TASK TO COMPLETE: Print out every record exactly as it appears.

RECORDS SHOWN:
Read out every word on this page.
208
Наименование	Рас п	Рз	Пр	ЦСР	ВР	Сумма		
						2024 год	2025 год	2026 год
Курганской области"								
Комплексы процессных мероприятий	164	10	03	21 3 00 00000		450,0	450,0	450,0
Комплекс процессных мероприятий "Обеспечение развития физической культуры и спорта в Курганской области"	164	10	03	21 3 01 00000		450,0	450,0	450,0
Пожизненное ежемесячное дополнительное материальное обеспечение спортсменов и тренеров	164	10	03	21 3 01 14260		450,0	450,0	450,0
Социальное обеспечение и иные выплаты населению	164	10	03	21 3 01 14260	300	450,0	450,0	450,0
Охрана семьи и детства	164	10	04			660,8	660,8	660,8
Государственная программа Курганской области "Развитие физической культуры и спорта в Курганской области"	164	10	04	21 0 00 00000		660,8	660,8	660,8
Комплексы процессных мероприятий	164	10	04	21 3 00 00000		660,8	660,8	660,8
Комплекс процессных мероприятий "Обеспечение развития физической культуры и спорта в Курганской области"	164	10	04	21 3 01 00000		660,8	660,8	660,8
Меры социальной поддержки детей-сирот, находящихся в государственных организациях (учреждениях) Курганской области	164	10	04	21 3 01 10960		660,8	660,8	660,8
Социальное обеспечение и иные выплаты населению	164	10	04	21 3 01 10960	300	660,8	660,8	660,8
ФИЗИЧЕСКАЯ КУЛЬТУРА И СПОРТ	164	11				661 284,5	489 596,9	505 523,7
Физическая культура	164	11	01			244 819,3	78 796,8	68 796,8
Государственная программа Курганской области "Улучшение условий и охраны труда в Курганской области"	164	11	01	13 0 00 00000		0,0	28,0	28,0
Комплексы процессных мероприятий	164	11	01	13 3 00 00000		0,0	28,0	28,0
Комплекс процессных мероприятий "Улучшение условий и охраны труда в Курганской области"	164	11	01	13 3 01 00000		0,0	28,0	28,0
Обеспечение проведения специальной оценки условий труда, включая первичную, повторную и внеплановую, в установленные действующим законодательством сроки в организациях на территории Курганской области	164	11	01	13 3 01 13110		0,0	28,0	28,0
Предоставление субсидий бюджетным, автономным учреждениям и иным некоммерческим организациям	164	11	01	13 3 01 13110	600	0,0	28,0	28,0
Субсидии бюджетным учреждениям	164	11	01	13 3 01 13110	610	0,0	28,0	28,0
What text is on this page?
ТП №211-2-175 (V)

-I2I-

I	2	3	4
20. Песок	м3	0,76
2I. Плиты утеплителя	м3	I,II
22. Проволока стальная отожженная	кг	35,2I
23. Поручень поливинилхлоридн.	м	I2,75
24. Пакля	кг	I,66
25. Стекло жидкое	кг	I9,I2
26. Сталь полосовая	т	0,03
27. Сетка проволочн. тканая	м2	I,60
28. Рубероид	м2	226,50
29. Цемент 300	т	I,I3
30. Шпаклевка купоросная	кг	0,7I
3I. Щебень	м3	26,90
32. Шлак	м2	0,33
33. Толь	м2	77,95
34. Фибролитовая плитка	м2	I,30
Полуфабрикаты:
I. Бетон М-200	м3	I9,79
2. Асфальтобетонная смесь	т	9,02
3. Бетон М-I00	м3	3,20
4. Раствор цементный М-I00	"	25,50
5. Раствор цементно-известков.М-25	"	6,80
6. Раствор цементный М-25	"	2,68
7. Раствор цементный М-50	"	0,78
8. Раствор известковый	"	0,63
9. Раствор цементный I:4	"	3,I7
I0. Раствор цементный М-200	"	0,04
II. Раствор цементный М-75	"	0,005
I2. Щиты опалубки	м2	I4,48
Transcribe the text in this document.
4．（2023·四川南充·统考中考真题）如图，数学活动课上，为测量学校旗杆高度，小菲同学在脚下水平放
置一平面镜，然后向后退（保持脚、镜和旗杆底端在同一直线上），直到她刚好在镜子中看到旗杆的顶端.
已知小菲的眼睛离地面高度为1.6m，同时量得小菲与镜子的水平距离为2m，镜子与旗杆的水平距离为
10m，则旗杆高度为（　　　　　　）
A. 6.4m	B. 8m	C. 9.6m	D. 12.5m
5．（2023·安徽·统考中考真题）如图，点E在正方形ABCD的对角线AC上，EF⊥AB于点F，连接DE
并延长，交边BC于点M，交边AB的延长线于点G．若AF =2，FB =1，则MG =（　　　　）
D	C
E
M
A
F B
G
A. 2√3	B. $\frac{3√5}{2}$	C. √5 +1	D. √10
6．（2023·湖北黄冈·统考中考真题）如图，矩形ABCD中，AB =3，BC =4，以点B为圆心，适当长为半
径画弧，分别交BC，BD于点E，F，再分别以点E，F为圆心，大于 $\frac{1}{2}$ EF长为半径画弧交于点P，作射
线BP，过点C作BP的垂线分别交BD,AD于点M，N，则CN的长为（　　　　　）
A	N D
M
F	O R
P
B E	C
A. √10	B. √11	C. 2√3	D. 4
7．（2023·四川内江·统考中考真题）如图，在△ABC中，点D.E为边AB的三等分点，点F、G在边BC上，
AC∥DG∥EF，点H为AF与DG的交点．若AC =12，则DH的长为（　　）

RESULT FOR THIS TASK:
Read out every word on this page.
208
Наименование	Рас п	Рз	Пр	ЦСР	ВР	Сумма		
						2024 год	2025 год	2026 год
Курганской области"								
Комплексы процессных мероприятий	164	10	03	21 3 00 00000		450,0	450,0	450,0
Комплекс процессных мероприятий "Обеспечение развития физической культуры и спорта в Курганской области"	164	10	03	21 3 01 00000		450,0	450,0	450,0
Пожизненное ежемесячное дополнительное материальное обеспечение спортсменов и тренеров	164	10	03	21 3 01 14260		450,0	450,0	450,0
Социальное обеспечение и иные выплаты населению	164	10	03	21 3 01 14260	300	450,0	450,0	450,0
Охрана семьи и детства	164	10	04			660,8	660,8	660,8
Государственная программа Курганской области "Развитие физической культуры и спорта в Курганской области"	164	10	04	21 0 00 00000		660,8	660,8	660,8
Комплексы процессных мероприятий	164	10	04	21 3 00 00000		660,8	660,8	660,8
Комплекс процессных мероприятий "Обеспечение развития физической культуры и спорта в Курганской области"	164	10	04	21 3 01 00000		660,8	660,8	660,8
Меры социальной поддержки детей-сирот, находящихся в государственных организациях (учреждениях) Курганской области	164	10	04	21 3 01 10960		660,8	660,8	660,8
Социальное обеспечение и иные выплаты населению	164	10	04	21 3 01 10960	300	660,8	660,8	660,8
ФИЗИЧЕСКАЯ КУЛЬТУРА И СПОРТ	164	11				661 284,5	489 596,9	505 523,7
Физическая культура	164	11	01			244 819,3	78 796,8	68 796,8
Государственная программа Курганской области "Улучшение условий и охраны труда в Курганской области"	164	11	01	13 0 00 00000		0,0	28,0	28,0
Комплексы процессных мероприятий	164	11	01	13 3 00 00000		0,0	28,0	28,0
Комплекс процессных мероприятий "Улучшение условий и охраны труда в Курганской области"	164	11	01	13 3 01 00000		0,0	28,0	28,0
Обеспечение проведения специальной оценки условий труда, включая первичную, повторную и внеплановую, в установленные действующим законодательством сроки в организациях на территории Курганской области	164	11	01	13 3 01 13110		0,0	28,0	28,0
Предоставление субсидий бюджетным, автономным учреждениям и иным некоммерческим организациям	164	11	01	13 3 01 13110	600	0,0	28,0	28,0
Субсидии бюджетным учреждениям	164	11	01	13 3 01 13110	610	0,0	28,0	28,0
What text is on this page?
ТП №211-2-175 (V)

-I2I-

I	2	3	4
20. Песок	м3	0,76
2I. Плиты утеплителя	м3	I,II
22. Проволока стальная отожженная	кг	35,2I
23. Поручень поливинилхлоридн.	м	I2,75
24. Пакля	кг	I,66
25. Стекло жидкое	кг	I9,I2
26. Сталь полосовая	т	0,03
27. Сетка проволочн. тканая	м2	I,60
28. Рубероид	м2	226,50
29. Цемент 300	т	I,I3
30. Шпаклевка купоросная	кг	0,7I
3I. Щебень	м3	26,90
32. Шлак	м2	0,33
33. Толь	м2	77,95
34. Фибролитовая плитка	м2	I,30
Полуфабрикаты:
I. Бетон М-200	м3	I9,79
2. Асфальтобетонная смесь	т	9,02
3. Бетон М-I00	м3	3,20
4. Раствор цементный М-I00	"	25,50
5. Раствор цементно-известков.М-25	"	6,80
6. Раствор цементный М-25	"	2,68
7. Раствор цементный М-50	"	0,78
8. Раствор известковый	"	0,63
9. Раствор цементный I:4	"	3,I7
I0. Раствор цементный М-200	"	0,04
II. Раствор цементный М-75	"	0,005
I2. Щиты опалубки	м2	I4,48
Transcribe the text in this document.
4．（2023·四川南充·统考中考真题）如图，数学活动课上，为测量学校旗杆高度，小菲同学在脚下水平放
置一平面镜，然后向后退（保持脚、镜和旗杆底端在同一直线上），直到她刚好在镜子中看到旗杆的顶端.
已知小菲的眼睛离地面高度为1.6m，同时量得小菲与镜子的水平距离为2m，镜子与旗杆的水平距离为
10m，则旗杆高度为（　　　　　　）
A. 6.4m	B. 8m	C. 9.6m	D. 12.5m
5．（2023·安徽·统考中考真题）如图，点E在正方形ABCD的对角线AC上，EF⊥AB于点F，连接DE
并延长，交边BC于点M，交边AB的延长线于点G．若AF =2，FB =1，则MG =（　　　　）
D	C
E
M
A
F B
G
A. 2√3	B. $\frac{3√5}{2}$	C. √5 +1	D. √10
6．（2023·湖北黄冈·统考中考真题）如图，矩形ABCD中，AB =3，BC =4，以点B为圆心，适当长为半
径画弧，分别交BC，BD于点E，F，再分别以点E，F为圆心，大于 $\frac{1}{2}$ EF长为半径画弧交于点P，作射
线BP，过点C作BP的垂线分别交BD,AD于点M，N，则CN的长为（　　　　　）
A	N D
M
F	O R
P
B E	C
A. √10	B. √11	C. 2√3	D. 4
7．（2023·四川内江·统考中考真题）如图，在△ABC中，点D.E为边AB的三等分点，点F、G在边BC上，
AC∥DG∥EF，点H为AF与DG的交点．若AC =12，则DH的长为（　　）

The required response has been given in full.